### Stated goal
Keep the wording of each record exactly the same when you repeat it, and leave out pictures.

### Excerpted records
^^^^^^^^

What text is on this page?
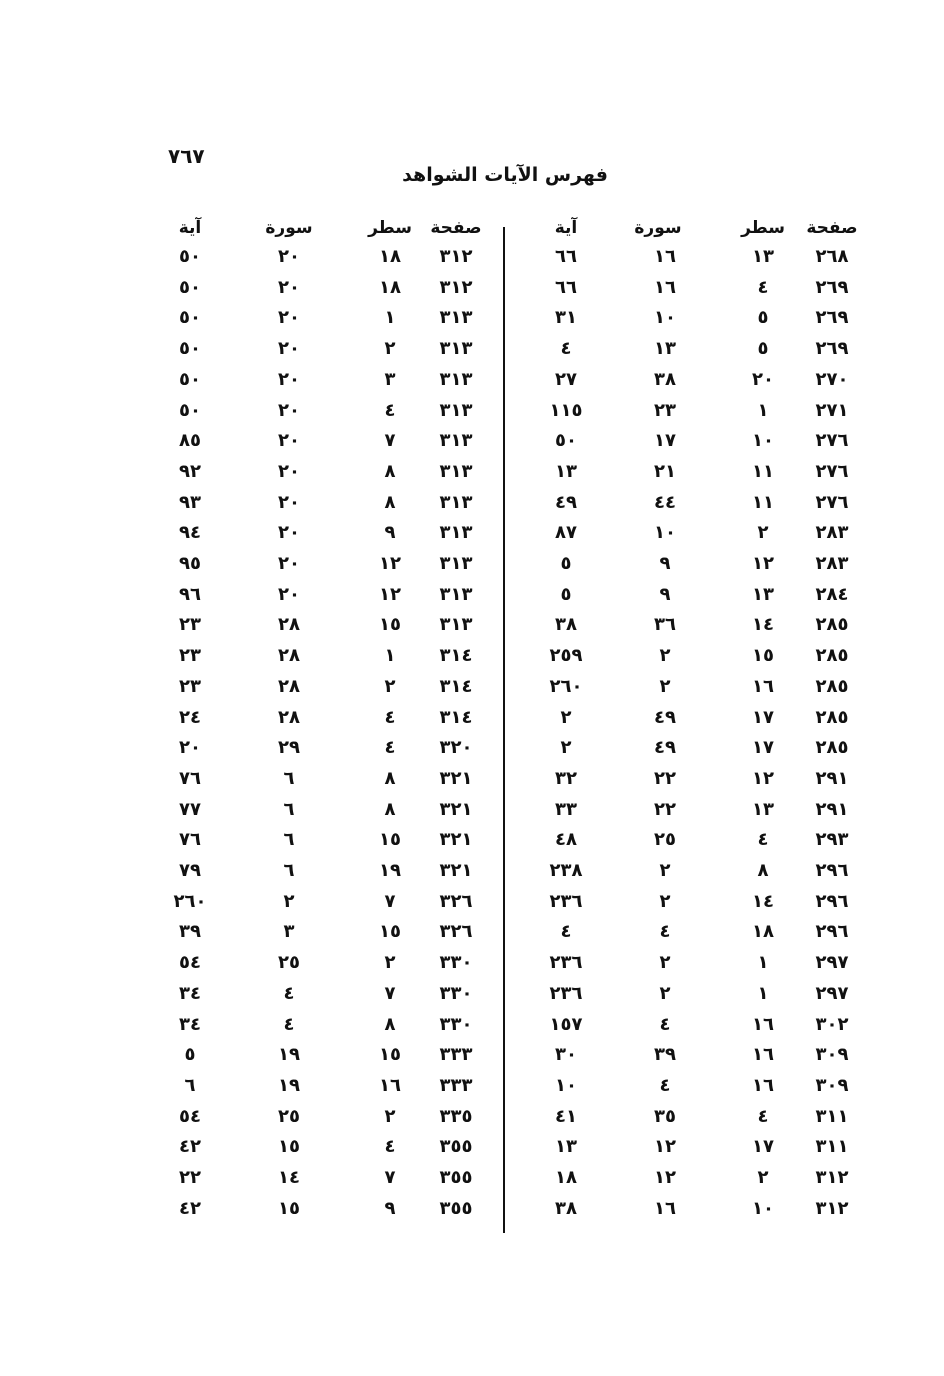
٧٦٧
فهرس الآيات الشواهد
صفحة
سطر
سورة
آية
صفحة
سطر
سورة
آية
٢٦٨
١٣
١٦
٦٦
٢٦٩
٤
١٦
٦٦
٢٦٩
٥
١٠
٣١
٢٦٩
٥
١٣
٤
٢٧٠
٢٠
٣٨
٢٧
٢٧١
١
٢٣
١١٥
٢٧٦
١٠
١٧
٥٠
٢٧٦
١١
٢١
١٣
٢٧٦
١١
٤٤
٤٩
٢٨٣
٢
١٠
٨٧
٢٨٣
١٢
٩
٥
٢٨٤
١٣
٩
٥
٢٨٥
١٤
٣٦
٣٨
٢٨٥
١٥
٢
٢٥٩
٢٨٥
١٦
٢
٢٦٠
٢٨٥
١٧
٤٩
٢
٢٨٥
١٧
٤٩
٢
٢٩١
١٢
٢٢
٣٢
٢٩١
١٣
٢٢
٣٣
٢٩٣
٤
٢٥
٤٨
٢٩٦
٨
٢
٢٣٨
٢٩٦
١٤
٢
٢٣٦
٢٩٦
١٨
٤
٤
٢٩٧
١
٢
٢٣٦
٢٩٧
١
٢
٢٣٦
٣٠٢
١٦
٤
١٥٧
٣٠٩
١٦
٣٩
٣٠
٣٠٩
١٦
٤
١٠
٣١١
٤
٣٥
٤١
٣١١
١٧
١٢
١٣
٣١٢
٢
١٢
١٨
٣١٢
١٠
١٦
٣٨
٣١٢
١٨
٢٠
٥٠
٣١٢
١٨
٢٠
٥٠
٣١٣
١
٢٠
٥٠
٣١٣
٢
٢٠
٥٠
٣١٣
٣
٢٠
٥٠
٣١٣
٤
٢٠
٥٠
٣١٣
٧
٢٠
٨٥
٣١٣
٨
٢٠
٩٢
٣١٣
٨
٢٠
٩٣
٣١٣
٩
٢٠
٩٤
٣١٣
١٢
٢٠
٩٥
٣١٣
١٢
٢٠
٩٦
٣١٣
١٥
٢٨
٢٣
٣١٤
١
٢٨
٢٣
٣١٤
٢
٢٨
٢٣
٣١٤
٤
٢٨
٢٤
٣٢٠
٤
٢٩
٢٠
٣٢١
٨
٦
٧٦
٣٢١
٨
٦
٧٧
٣٢١
١٥
٦
٧٦
٣٢١
١٩
٦
٧٩
٣٢٦
٧
٢
٢٦٠
٣٢٦
١٥
٣
٣٩
٣٣٠
٢
٢٥
٥٤
٣٣٠
٧
٤
٣٤
٣٣٠
٨
٤
٣٤
٣٣٣
١٥
١٩
٥
٣٣٣
١٦
١٩
٦
٣٣٥
٢
٢٥
٥٤
٣٥٥
٤
١٥
٤٢
٣٥٥
٧
١٤
٢٢
٣٥٥
٩
١٥
٤٢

^^^^^^^^

### Completed task
What text is on this page?
٧٦٧
فهرس الآيات الشواهد
صفحة
سطر
سورة
آية
صفحة
سطر
سورة
آية
٢٦٨
١٣
١٦
٦٦
٢٦٩
٤
١٦
٦٦
٢٦٩
٥
١٠
٣١
٢٦٩
٥
١٣
٤
٢٧٠
٢٠
٣٨
٢٧
٢٧١
١
٢٣
١١٥
٢٧٦
١٠
١٧
٥٠
٢٧٦
١١
٢١
١٣
٢٧٦
١١
٤٤
٤٩
٢٨٣
٢
١٠
٨٧
٢٨٣
١٢
٩
٥
٢٨٤
١٣
٩
٥
٢٨٥
١٤
٣٦
٣٨
٢٨٥
١٥
٢
٢٥٩
٢٨٥
١٦
٢
٢٦٠
٢٨٥
١٧
٤٩
٢
٢٨٥
١٧
٤٩
٢
٢٩١
١٢
٢٢
٣٢
٢٩١
١٣
٢٢
٣٣
٢٩٣
٤
٢٥
٤٨
٢٩٦
٨
٢
٢٣٨
٢٩٦
١٤
٢
٢٣٦
٢٩٦
١٨
٤
٤
٢٩٧
١
٢
٢٣٦
٢٩٧
١
٢
٢٣٦
٣٠٢
١٦
٤
١٥٧
٣٠٩
١٦
٣٩
٣٠
٣٠٩
١٦
٤
١٠
٣١١
٤
٣٥
٤١
٣١١
١٧
١٢
١٣
٣١٢
٢
١٢
١٨
٣١٢
١٠
١٦
٣٨
٣١٢
١٨
٢٠
٥٠
٣١٢
١٨
٢٠
٥٠
٣١٣
١
٢٠
٥٠
٣١٣
٢
٢٠
٥٠
٣١٣
٣
٢٠
٥٠
٣١٣
٤
٢٠
٥٠
٣١٣
٧
٢٠
٨٥
٣١٣
٨
٢٠
٩٢
٣١٣
٨
٢٠
٩٣
٣١٣
٩
٢٠
٩٤
٣١٣
١٢
٢٠
٩٥
٣١٣
١٢
٢٠
٩٦
٣١٣
١٥
٢٨
٢٣
٣١٤
١
٢٨
٢٣
٣١٤
٢
٢٨
٢٣
٣١٤
٤
٢٨
٢٤
٣٢٠
٤
٢٩
٢٠
٣٢١
٨
٦
٧٦
٣٢١
٨
٦
٧٧
٣٢١
١٥
٦
٧٦
٣٢١
١٩
٦
٧٩
٣٢٦
٧
٢
٢٦٠
٣٢٦
١٥
٣
٣٩
٣٣٠
٢
٢٥
٥٤
٣٣٠
٧
٤
٣٤
٣٣٠
٨
٤
٣٤
٣٣٣
١٥
١٩
٥
٣٣٣
١٦
١٩
٦
٣٣٥
٢
٢٥
٥٤
٣٥٥
٤
١٥
٤٢
٣٥٥
٧
١٤
٢٢
٣٥٥
٩
١٥
٤٢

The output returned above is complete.